**GIVEN PROBLEM:** Determine how many lines of the material hold the string "JSON" and reply with only that number.

**GIVEN DATA:**
----
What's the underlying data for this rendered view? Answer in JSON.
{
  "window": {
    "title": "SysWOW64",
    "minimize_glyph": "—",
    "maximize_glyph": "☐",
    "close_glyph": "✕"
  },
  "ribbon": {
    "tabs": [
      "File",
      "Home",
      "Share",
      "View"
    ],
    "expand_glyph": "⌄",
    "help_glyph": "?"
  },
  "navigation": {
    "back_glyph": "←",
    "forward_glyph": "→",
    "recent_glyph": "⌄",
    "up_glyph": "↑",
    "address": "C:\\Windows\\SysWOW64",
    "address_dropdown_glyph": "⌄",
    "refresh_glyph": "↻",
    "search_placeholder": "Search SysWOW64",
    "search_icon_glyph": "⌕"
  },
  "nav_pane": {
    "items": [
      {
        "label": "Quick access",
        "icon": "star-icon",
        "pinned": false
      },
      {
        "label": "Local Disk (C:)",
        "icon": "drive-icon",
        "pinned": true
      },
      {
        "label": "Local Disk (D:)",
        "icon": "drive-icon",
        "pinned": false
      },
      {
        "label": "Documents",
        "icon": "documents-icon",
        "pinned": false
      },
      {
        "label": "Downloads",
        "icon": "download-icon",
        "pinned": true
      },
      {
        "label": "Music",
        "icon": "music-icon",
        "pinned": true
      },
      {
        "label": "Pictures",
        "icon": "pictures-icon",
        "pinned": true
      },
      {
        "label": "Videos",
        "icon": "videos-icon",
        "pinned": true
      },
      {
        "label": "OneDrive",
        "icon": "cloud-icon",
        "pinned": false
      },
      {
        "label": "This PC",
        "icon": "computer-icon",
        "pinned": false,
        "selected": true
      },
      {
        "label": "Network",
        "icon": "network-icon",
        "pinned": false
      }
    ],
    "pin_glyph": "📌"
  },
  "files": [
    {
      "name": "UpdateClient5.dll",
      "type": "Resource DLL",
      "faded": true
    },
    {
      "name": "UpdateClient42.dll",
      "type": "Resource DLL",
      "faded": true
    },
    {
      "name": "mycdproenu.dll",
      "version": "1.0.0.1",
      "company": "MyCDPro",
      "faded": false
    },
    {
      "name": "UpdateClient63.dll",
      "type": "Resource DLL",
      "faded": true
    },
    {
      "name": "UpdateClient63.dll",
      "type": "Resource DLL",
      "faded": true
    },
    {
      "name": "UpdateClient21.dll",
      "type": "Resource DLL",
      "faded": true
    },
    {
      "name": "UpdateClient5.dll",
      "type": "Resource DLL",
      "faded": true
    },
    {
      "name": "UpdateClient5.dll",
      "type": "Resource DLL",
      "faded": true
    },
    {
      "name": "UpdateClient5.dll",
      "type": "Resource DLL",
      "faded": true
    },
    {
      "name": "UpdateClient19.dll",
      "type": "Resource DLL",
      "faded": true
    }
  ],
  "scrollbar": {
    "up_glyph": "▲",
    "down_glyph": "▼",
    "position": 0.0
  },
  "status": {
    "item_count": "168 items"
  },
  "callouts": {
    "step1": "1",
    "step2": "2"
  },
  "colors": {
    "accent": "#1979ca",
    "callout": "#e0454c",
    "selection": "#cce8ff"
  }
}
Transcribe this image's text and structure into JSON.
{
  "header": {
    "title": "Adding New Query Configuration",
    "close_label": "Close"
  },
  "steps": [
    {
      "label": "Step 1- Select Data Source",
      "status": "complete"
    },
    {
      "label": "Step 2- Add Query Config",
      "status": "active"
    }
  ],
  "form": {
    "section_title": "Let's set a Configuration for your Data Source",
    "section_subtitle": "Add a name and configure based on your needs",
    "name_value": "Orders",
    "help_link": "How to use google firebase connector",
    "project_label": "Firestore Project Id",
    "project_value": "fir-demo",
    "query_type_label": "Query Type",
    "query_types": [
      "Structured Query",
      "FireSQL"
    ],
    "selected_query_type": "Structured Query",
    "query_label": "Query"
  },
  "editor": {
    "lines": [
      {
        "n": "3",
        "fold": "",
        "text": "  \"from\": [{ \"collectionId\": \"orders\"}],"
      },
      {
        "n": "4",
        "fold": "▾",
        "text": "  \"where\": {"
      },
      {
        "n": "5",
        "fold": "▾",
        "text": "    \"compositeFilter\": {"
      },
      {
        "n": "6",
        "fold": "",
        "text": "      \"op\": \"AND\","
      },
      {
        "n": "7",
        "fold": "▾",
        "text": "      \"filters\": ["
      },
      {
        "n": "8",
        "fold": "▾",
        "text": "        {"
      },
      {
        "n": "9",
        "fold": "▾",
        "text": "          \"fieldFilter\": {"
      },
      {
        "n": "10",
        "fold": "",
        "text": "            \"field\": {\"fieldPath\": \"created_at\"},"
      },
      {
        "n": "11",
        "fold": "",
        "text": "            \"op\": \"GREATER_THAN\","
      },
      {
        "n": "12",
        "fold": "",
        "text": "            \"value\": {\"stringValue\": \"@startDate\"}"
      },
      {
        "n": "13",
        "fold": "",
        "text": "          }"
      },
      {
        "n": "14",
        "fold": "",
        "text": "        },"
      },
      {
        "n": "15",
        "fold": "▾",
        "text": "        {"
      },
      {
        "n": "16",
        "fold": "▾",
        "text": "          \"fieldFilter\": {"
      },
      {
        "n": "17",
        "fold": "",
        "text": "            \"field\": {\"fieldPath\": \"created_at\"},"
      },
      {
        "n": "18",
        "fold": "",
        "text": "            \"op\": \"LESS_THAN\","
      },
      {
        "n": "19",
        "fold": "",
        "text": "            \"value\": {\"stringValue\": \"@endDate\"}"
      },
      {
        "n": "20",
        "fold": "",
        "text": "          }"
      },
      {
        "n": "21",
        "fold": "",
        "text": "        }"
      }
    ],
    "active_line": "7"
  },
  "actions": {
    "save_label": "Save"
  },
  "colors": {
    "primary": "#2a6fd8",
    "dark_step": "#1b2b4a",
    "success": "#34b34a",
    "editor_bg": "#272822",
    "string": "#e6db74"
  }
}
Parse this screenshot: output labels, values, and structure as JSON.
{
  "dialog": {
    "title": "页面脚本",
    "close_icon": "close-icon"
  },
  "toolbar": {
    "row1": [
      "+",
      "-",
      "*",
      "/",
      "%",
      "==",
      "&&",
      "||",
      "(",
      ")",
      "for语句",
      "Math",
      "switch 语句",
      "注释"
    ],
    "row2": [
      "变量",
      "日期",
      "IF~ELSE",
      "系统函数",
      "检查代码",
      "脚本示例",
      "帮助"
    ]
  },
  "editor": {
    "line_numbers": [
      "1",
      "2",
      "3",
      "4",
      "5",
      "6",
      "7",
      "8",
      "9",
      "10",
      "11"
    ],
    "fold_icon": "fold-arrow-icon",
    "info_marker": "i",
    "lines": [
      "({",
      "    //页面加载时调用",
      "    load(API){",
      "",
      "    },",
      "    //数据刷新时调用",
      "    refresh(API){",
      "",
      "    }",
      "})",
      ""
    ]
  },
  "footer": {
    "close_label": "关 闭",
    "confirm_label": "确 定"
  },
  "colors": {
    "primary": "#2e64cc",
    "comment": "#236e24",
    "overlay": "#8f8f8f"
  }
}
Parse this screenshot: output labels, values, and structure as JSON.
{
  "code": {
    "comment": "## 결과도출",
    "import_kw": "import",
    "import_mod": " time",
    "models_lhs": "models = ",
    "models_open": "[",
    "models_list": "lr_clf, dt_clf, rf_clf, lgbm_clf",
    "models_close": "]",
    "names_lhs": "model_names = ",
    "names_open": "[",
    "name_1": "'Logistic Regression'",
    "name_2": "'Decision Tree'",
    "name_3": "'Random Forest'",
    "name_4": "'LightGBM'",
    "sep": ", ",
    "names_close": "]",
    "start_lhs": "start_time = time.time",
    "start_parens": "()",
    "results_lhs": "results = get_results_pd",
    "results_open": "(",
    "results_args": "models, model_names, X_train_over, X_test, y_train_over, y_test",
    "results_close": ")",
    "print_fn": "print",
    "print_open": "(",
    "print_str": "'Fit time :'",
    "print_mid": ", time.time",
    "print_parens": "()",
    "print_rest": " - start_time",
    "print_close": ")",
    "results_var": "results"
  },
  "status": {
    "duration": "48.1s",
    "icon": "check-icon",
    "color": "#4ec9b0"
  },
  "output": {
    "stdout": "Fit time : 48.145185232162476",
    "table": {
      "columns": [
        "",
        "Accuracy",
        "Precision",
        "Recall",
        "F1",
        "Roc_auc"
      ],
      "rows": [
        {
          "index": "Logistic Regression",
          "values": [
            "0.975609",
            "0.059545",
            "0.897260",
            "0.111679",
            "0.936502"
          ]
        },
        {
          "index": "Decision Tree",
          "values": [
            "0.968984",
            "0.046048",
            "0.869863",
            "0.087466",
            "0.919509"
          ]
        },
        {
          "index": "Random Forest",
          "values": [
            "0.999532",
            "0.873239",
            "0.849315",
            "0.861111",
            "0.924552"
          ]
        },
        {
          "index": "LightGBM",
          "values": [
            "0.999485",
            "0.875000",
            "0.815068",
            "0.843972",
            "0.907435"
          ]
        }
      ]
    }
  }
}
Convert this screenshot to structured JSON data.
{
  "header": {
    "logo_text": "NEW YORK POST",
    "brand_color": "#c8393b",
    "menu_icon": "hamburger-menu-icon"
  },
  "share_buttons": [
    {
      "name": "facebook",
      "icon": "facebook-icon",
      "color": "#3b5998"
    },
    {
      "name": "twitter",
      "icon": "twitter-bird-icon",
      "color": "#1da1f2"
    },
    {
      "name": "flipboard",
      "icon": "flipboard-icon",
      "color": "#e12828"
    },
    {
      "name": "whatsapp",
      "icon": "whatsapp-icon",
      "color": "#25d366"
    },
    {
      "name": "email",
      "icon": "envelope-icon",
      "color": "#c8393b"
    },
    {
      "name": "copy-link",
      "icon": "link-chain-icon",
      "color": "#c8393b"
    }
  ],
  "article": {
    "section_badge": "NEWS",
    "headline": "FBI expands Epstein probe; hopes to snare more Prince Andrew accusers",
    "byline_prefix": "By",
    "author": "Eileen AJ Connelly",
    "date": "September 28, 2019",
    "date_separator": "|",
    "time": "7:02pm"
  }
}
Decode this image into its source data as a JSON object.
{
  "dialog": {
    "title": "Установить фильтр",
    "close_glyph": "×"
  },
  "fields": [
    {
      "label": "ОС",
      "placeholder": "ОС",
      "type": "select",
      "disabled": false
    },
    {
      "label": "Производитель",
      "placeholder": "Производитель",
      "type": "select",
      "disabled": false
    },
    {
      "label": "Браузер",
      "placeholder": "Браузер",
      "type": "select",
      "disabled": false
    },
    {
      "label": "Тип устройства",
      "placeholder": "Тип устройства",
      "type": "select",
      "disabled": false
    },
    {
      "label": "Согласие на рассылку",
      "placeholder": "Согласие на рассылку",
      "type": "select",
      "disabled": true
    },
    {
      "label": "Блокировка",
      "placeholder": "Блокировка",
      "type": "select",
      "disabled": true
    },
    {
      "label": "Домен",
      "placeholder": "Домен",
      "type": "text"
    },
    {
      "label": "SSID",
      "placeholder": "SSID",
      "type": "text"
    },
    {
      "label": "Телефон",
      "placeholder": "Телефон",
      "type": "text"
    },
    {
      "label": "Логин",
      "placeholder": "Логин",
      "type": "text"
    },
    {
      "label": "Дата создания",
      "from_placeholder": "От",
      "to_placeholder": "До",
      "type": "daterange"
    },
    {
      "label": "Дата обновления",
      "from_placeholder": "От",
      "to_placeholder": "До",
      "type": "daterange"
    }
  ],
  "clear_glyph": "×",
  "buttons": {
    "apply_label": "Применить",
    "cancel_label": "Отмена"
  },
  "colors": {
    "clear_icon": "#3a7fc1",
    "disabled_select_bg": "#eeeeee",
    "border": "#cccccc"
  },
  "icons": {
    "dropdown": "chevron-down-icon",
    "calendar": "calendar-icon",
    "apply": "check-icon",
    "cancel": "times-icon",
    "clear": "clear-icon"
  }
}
----
**WRITTEN ANSWER:** 6